### AIM
In the listing that follows, count every line with the word "have" in it and write only the total.

### DATA FOR PROCESSING
═══
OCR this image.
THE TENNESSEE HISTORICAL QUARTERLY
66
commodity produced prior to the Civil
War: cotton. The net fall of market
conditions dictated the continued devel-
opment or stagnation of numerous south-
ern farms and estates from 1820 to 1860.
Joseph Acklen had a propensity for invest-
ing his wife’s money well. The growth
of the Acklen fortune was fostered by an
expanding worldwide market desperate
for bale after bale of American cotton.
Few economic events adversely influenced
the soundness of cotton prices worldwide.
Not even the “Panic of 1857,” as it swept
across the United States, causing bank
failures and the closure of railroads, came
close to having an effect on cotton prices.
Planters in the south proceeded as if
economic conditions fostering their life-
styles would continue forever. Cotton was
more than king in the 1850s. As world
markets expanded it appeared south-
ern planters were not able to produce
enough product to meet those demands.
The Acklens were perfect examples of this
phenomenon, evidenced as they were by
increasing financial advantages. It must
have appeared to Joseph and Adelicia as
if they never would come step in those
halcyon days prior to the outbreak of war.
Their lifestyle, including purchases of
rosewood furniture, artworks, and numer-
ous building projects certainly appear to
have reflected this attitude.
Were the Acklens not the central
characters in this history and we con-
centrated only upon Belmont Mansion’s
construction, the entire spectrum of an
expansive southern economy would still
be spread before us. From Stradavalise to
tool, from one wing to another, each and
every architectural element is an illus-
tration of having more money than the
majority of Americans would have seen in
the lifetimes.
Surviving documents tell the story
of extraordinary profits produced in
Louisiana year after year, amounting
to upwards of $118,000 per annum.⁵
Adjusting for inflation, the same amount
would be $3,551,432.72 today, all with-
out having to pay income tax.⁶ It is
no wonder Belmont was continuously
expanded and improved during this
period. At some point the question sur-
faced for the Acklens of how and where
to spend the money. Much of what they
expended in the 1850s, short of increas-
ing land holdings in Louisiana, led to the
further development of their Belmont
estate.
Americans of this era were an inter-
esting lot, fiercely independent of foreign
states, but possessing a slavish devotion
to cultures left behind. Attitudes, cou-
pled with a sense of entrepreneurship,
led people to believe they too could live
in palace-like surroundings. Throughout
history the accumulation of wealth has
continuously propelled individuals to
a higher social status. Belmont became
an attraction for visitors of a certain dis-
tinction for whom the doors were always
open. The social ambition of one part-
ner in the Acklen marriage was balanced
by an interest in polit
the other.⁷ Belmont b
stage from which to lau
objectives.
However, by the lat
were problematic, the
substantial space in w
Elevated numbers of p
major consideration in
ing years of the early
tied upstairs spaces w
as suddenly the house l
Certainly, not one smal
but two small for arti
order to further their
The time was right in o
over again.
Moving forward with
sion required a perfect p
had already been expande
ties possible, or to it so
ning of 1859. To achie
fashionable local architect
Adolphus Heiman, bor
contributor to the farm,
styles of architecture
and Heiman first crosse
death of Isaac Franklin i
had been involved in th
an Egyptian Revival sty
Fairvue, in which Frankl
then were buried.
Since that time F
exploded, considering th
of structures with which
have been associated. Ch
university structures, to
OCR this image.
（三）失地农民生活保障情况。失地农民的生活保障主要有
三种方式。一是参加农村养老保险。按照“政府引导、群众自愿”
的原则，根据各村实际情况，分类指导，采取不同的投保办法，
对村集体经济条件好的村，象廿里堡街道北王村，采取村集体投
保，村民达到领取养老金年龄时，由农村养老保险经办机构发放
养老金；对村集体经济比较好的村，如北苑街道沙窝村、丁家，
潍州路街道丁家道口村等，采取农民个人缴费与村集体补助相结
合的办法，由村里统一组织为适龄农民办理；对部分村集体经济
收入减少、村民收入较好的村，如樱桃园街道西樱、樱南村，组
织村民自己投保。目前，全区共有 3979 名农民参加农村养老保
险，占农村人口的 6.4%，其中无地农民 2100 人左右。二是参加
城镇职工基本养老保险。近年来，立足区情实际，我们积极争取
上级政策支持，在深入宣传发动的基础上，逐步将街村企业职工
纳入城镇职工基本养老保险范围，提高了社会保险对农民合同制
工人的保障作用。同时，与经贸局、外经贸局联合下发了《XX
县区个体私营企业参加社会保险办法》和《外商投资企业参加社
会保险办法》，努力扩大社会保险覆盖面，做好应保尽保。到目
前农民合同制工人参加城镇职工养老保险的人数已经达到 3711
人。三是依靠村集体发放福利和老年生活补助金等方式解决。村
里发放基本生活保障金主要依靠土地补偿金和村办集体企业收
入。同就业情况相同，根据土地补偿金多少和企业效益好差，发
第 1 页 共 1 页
═══
### FULL OUTPUT
4